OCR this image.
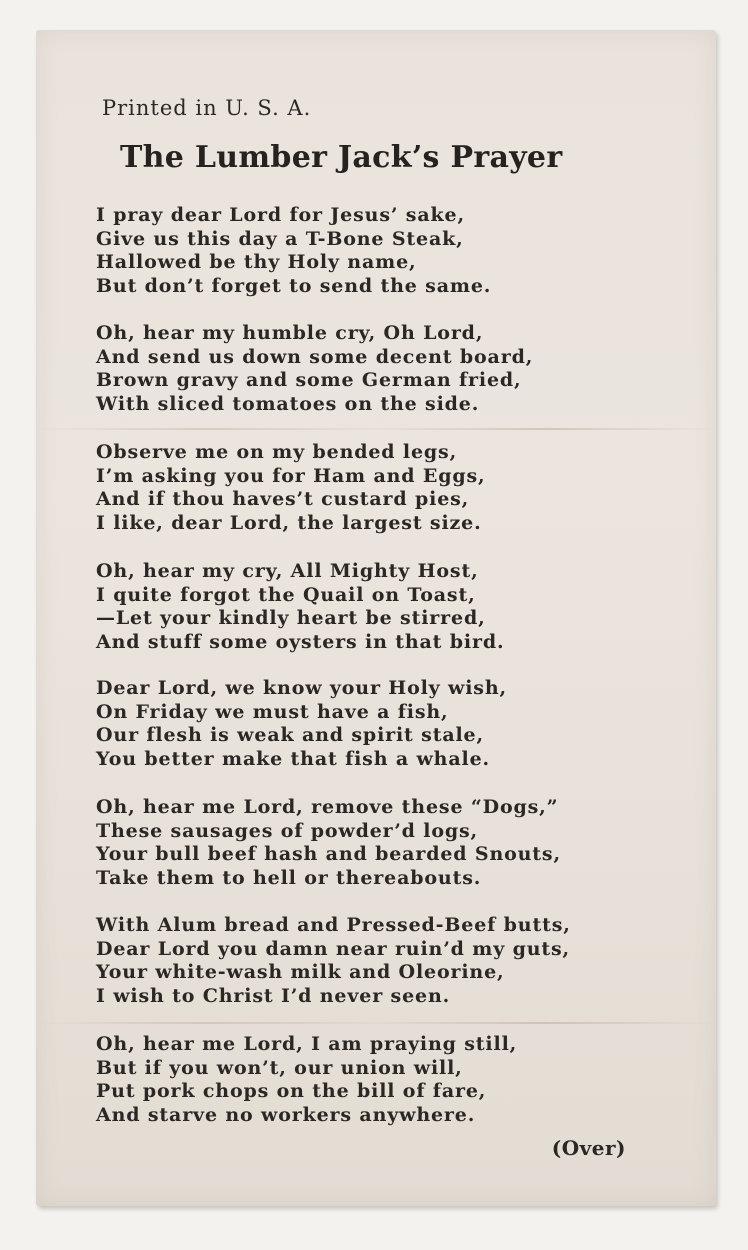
Printed in U. S. A.
The Lumber Jack’s Prayer
I pray dear Lord for Jesus’ sake,
Give us this day a T-Bone Steak,
Hallowed be thy Holy name,
But don’t forget to send the same.
Oh, hear my humble cry, Oh Lord,
And send us down some decent board,
Brown gravy and some German fried,
With sliced tomatoes on the side.
Observe me on my bended legs,
I’m asking you for Ham and Eggs,
And if thou haves’t custard pies,
I like, dear Lord, the largest size.
Oh, hear my cry, All Mighty Host,
I quite forgot the Quail on Toast,
—Let your kindly heart be stirred,
And stuff some oysters in that bird.
Dear Lord, we know your Holy wish,
On Friday we must have a fish,
Our flesh is weak and spirit stale,
You better make that fish a whale.
Oh, hear me Lord, remove these “Dogs,”
These sausages of powder’d logs,
Your bull beef hash and bearded Snouts,
Take them to hell or thereabouts.
With Alum bread and Pressed-Beef butts,
Dear Lord you damn near ruin’d my guts,
Your white-wash milk and Oleorine,
I wish to Christ I’d never seen.
Oh, hear me Lord, I am praying still,
But if you won’t, our union will,
Put pork chops on the bill of fare,
And starve no workers anywhere.
(Over)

• **YOUR GOAL**
Extract all the entries word for word; omit any pictures.

• **THE OUTPUT**
OCR this image.
Printed in U. S. A.
The Lumber Jack’s Prayer
I pray dear Lord for Jesus’ sake,
Give us this day a T-Bone Steak,
Hallowed be thy Holy name,
But don’t forget to send the same.
Oh, hear my humble cry, Oh Lord,
And send us down some decent board,
Brown gravy and some German fried,
With sliced tomatoes on the side.
Observe me on my bended legs,
I’m asking you for Ham and Eggs,
And if thou haves’t custard pies,
I like, dear Lord, the largest size.
Oh, hear my cry, All Mighty Host,
I quite forgot the Quail on Toast,
—Let your kindly heart be stirred,
And stuff some oysters in that bird.
Dear Lord, we know your Holy wish,
On Friday we must have a fish,
Our flesh is weak and spirit stale,
You better make that fish a whale.
Oh, hear me Lord, remove these “Dogs,”
These sausages of powder’d logs,
Your bull beef hash and bearded Snouts,
Take them to hell or thereabouts.
With Alum bread and Pressed-Beef butts,
Dear Lord you damn near ruin’d my guts,
Your white-wash milk and Oleorine,
I wish to Christ I’d never seen.
Oh, hear me Lord, I am praying still,
But if you won’t, our union will,
Put pork chops on the bill of fare,
And starve no workers anywhere.
(Over)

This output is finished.